Given problem: Return each entry exactly, omitting nothing.

==== Data rows

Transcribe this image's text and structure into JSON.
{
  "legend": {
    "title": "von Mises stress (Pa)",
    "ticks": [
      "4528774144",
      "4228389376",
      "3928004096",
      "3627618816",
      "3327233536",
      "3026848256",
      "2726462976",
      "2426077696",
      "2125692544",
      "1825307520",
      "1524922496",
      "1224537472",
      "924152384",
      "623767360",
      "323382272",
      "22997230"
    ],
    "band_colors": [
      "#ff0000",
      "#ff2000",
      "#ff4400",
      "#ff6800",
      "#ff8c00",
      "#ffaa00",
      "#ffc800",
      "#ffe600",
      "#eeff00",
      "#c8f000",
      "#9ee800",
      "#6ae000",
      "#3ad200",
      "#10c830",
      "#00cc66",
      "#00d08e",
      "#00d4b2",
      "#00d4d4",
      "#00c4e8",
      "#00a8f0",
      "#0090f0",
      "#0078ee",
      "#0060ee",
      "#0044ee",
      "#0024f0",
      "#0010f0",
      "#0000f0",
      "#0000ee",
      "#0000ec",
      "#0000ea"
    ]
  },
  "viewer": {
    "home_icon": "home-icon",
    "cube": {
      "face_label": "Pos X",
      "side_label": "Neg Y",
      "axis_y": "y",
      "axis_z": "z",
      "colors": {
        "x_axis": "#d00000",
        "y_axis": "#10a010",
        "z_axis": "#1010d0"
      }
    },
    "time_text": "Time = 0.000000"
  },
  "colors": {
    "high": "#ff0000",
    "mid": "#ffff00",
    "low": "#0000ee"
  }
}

========

Full output:
Transcribe this image's text and structure into JSON.
{
  "legend": {
    "title": "von Mises stress (Pa)",
    "ticks": [
      "4528774144",
      "4228389376",
      "3928004096",
      "3627618816",
      "3327233536",
      "3026848256",
      "2726462976",
      "2426077696",
      "2125692544",
      "1825307520",
      "1524922496",
      "1224537472",
      "924152384",
      "623767360",
      "323382272",
      "22997230"
    ],
    "band_colors": [
      "#ff0000",
      "#ff2000",
      "#ff4400",
      "#ff6800",
      "#ff8c00",
      "#ffaa00",
      "#ffc800",
      "#ffe600",
      "#eeff00",
      "#c8f000",
      "#9ee800",
      "#6ae000",
      "#3ad200",
      "#10c830",
      "#00cc66",
      "#00d08e",
      "#00d4b2",
      "#00d4d4",
      "#00c4e8",
      "#00a8f0",
      "#0090f0",
      "#0078ee",
      "#0060ee",
      "#0044ee",
      "#0024f0",
      "#0010f0",
      "#0000f0",
      "#0000ee",
      "#0000ec",
      "#0000ea"
    ]
  },
  "viewer": {
    "home_icon": "home-icon",
    "cube": {
      "face_label": "Pos X",
      "side_label": "Neg Y",
      "axis_y": "y",
      "axis_z": "z",
      "colors": {
        "x_axis": "#d00000",
        "y_axis": "#10a010",
        "z_axis": "#1010d0"
      }
    },
    "time_text": "Time = 0.000000"
  },
  "colors": {
    "high": "#ff0000",
    "mid": "#ffff00",
    "low": "#0000ee"
  }
}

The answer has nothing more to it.